=== MATERIAL FOR THIS TASK ===

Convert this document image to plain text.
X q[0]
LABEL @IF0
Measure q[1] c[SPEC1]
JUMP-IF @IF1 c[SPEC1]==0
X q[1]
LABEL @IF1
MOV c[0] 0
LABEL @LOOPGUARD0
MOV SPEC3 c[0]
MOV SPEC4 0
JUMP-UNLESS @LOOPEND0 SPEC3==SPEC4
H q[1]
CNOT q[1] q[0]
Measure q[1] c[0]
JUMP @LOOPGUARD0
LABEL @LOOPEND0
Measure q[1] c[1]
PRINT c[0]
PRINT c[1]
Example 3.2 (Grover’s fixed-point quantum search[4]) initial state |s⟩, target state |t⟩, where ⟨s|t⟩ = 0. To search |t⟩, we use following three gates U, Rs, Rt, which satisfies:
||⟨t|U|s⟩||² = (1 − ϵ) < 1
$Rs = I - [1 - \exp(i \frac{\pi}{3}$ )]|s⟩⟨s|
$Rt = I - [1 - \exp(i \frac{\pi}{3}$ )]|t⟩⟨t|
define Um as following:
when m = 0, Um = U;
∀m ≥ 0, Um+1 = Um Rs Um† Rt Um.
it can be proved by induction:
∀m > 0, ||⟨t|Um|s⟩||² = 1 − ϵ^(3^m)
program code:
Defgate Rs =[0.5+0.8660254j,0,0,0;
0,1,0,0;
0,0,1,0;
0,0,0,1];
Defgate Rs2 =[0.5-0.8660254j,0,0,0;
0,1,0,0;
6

===

## STATED EXERCISE
Restate each of the entries above verbatim.

## OUTPUT OF THE TASK
Convert this document image to plain text.
X q[0]
LABEL @IF0
Measure q[1] c[SPEC1]
JUMP-IF @IF1 c[SPEC1]==0
X q[1]
LABEL @IF1
MOV c[0] 0
LABEL @LOOPGUARD0
MOV SPEC3 c[0]
MOV SPEC4 0
JUMP-UNLESS @LOOPEND0 SPEC3==SPEC4
H q[1]
CNOT q[1] q[0]
Measure q[1] c[0]
JUMP @LOOPGUARD0
LABEL @LOOPEND0
Measure q[1] c[1]
PRINT c[0]
PRINT c[1]
Example 3.2 (Grover’s fixed-point quantum search[4]) initial state |s⟩, target state |t⟩, where ⟨s|t⟩ = 0. To search |t⟩, we use following three gates U, Rs, Rt, which satisfies:
||⟨t|U|s⟩||² = (1 − ϵ) < 1
$Rs = I - [1 - \exp(i \frac{\pi}{3}$ )]|s⟩⟨s|
$Rt = I - [1 - \exp(i \frac{\pi}{3}$ )]|t⟩⟨t|
define Um as following:
when m = 0, Um = U;
∀m ≥ 0, Um+1 = Um Rs Um† Rt Um.
it can be proved by induction:
∀m > 0, ||⟨t|Um|s⟩||² = 1 − ϵ^(3^m)
program code:
Defgate Rs =[0.5+0.8660254j,0,0,0;
0,1,0,0;
0,0,1,0;
0,0,0,1];
Defgate Rs2 =[0.5-0.8660254j,0,0,0;
0,1,0,0;
6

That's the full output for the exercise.